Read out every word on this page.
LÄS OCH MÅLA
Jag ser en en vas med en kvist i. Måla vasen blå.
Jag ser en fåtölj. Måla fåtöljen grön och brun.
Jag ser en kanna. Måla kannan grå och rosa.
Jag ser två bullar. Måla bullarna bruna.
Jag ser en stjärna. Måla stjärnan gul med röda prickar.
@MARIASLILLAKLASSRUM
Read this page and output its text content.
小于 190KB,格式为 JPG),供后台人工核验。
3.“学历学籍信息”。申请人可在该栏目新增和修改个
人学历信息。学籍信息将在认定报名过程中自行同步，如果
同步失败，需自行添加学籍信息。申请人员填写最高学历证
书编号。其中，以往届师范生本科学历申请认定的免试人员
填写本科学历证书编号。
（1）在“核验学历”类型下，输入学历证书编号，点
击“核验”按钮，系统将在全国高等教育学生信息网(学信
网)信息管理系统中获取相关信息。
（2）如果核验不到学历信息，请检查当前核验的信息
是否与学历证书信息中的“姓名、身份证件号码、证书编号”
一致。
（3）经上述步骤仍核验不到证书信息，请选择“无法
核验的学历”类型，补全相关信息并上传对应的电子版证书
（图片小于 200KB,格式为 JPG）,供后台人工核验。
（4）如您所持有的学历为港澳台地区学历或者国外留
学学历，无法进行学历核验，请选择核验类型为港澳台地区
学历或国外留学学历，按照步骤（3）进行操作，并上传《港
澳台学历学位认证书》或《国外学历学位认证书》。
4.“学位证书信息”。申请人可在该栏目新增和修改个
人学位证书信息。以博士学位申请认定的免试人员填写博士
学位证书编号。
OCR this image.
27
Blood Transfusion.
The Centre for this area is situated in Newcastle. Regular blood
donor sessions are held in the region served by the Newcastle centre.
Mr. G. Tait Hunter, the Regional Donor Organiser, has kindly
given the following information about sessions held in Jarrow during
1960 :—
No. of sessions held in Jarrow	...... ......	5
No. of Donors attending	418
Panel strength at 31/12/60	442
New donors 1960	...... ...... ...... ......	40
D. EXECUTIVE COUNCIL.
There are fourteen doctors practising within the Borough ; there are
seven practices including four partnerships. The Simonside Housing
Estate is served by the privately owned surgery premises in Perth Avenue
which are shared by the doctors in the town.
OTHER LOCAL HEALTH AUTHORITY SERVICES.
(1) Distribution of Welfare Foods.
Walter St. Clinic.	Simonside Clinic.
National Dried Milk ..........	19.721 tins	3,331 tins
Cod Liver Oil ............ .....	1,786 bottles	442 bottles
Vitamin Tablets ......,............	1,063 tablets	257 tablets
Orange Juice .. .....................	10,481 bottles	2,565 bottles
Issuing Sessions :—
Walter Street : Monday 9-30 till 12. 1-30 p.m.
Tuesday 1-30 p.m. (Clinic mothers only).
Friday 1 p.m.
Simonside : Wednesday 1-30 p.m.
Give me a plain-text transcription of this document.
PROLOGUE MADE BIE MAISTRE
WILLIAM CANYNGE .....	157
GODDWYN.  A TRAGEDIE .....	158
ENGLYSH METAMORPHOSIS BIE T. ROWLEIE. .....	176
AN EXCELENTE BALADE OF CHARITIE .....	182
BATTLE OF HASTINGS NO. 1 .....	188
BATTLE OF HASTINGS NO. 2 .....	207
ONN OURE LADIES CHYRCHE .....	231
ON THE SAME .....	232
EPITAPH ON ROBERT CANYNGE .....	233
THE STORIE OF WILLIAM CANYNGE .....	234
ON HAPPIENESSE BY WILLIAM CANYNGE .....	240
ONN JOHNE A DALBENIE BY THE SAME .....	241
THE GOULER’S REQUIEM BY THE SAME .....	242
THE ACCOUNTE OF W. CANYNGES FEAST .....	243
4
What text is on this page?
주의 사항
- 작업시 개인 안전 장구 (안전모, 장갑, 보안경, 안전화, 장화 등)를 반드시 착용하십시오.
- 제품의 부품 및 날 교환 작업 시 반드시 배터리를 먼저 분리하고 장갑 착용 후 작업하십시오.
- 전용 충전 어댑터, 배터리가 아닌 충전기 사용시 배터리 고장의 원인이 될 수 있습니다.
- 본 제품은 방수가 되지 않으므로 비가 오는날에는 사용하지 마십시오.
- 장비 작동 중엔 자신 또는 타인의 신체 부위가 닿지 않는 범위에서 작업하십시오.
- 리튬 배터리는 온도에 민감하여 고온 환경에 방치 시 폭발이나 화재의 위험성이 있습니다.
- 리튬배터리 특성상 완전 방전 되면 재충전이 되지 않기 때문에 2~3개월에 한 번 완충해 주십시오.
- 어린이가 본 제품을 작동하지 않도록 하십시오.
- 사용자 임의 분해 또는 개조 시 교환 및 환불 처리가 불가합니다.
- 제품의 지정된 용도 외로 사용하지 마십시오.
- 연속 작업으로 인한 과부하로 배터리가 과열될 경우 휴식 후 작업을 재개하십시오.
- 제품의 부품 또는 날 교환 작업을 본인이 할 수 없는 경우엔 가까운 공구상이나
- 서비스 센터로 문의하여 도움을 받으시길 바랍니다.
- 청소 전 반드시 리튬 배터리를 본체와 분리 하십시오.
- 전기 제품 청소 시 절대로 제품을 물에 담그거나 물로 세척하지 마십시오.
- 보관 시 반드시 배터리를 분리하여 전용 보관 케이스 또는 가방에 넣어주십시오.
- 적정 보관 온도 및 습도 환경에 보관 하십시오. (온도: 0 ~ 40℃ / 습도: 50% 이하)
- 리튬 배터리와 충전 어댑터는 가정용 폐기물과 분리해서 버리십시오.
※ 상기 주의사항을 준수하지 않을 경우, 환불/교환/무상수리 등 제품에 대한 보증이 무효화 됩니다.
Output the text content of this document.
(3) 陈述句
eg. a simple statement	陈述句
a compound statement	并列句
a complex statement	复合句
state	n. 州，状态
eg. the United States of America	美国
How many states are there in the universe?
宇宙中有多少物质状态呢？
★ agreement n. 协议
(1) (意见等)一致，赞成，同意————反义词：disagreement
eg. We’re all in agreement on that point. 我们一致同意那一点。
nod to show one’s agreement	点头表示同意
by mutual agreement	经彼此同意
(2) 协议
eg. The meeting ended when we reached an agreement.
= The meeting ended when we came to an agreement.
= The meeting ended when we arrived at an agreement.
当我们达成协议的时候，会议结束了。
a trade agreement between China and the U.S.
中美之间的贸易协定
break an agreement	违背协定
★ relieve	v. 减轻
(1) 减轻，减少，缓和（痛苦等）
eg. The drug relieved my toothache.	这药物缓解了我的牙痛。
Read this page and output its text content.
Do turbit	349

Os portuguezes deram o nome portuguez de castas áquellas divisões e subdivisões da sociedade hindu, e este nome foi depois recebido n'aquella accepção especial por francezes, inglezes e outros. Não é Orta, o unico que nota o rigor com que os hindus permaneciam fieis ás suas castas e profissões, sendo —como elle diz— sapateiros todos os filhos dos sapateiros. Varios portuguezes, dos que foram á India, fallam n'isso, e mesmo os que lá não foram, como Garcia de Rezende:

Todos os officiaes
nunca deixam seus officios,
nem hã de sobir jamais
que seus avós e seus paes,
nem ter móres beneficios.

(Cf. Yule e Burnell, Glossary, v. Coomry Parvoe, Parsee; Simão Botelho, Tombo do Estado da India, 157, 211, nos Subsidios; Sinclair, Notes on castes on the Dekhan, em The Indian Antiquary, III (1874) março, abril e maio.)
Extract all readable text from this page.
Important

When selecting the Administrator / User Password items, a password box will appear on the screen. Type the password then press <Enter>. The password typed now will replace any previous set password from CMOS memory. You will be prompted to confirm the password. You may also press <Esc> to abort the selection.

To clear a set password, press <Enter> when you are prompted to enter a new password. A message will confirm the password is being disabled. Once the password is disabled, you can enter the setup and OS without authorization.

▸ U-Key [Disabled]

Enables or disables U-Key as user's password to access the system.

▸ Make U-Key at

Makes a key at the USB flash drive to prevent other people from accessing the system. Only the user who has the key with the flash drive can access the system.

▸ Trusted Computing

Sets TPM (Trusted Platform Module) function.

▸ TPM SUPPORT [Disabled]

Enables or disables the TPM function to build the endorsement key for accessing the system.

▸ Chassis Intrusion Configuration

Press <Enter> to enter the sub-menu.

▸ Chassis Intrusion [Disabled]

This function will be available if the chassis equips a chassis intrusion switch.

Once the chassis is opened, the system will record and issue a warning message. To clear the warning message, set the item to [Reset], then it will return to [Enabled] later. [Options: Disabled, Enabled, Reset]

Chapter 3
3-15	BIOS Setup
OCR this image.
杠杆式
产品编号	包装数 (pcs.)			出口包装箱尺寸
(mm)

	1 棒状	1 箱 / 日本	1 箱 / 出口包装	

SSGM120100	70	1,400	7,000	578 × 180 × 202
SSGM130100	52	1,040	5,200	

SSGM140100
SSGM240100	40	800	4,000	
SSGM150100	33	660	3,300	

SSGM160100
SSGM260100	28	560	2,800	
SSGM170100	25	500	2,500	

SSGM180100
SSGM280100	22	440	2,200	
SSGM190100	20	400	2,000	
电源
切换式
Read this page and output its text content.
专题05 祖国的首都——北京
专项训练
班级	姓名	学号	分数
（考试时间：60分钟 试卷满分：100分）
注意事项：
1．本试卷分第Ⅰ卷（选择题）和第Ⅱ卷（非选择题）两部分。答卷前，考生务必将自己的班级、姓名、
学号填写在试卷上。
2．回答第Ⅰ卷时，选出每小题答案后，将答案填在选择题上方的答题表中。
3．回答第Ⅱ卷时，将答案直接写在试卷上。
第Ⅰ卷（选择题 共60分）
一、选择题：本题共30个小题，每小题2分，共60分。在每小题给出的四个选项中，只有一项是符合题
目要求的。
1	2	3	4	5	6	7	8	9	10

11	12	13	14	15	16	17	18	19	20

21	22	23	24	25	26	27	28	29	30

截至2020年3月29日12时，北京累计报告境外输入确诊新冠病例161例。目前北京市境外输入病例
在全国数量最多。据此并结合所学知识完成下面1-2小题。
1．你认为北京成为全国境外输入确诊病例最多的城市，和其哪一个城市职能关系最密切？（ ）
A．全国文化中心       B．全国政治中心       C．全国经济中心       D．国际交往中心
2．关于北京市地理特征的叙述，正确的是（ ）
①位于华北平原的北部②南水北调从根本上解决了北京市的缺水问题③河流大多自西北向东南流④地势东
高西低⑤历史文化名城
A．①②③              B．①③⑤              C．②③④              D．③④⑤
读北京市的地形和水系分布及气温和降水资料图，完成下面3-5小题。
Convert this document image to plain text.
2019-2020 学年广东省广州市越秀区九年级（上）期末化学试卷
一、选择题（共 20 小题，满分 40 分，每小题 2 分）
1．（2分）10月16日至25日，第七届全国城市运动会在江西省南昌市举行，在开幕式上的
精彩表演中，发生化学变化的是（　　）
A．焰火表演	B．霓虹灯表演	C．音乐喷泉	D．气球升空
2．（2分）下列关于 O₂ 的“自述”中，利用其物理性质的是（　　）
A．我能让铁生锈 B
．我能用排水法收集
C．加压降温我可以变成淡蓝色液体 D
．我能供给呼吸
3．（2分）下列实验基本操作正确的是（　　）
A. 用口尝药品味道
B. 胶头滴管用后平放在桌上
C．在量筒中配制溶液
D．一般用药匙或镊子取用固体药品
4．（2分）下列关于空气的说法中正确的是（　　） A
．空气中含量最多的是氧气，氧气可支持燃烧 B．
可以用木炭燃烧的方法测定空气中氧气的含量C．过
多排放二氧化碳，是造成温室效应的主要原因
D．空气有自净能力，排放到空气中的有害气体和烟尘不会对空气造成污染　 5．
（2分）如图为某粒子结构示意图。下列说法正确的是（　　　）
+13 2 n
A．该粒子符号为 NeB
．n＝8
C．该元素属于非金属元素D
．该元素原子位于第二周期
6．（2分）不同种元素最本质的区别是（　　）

▸ **Directive**: Answer with a single number: the count of lines holding the word "Newcastle".

▸ **Response to this exercise**: 2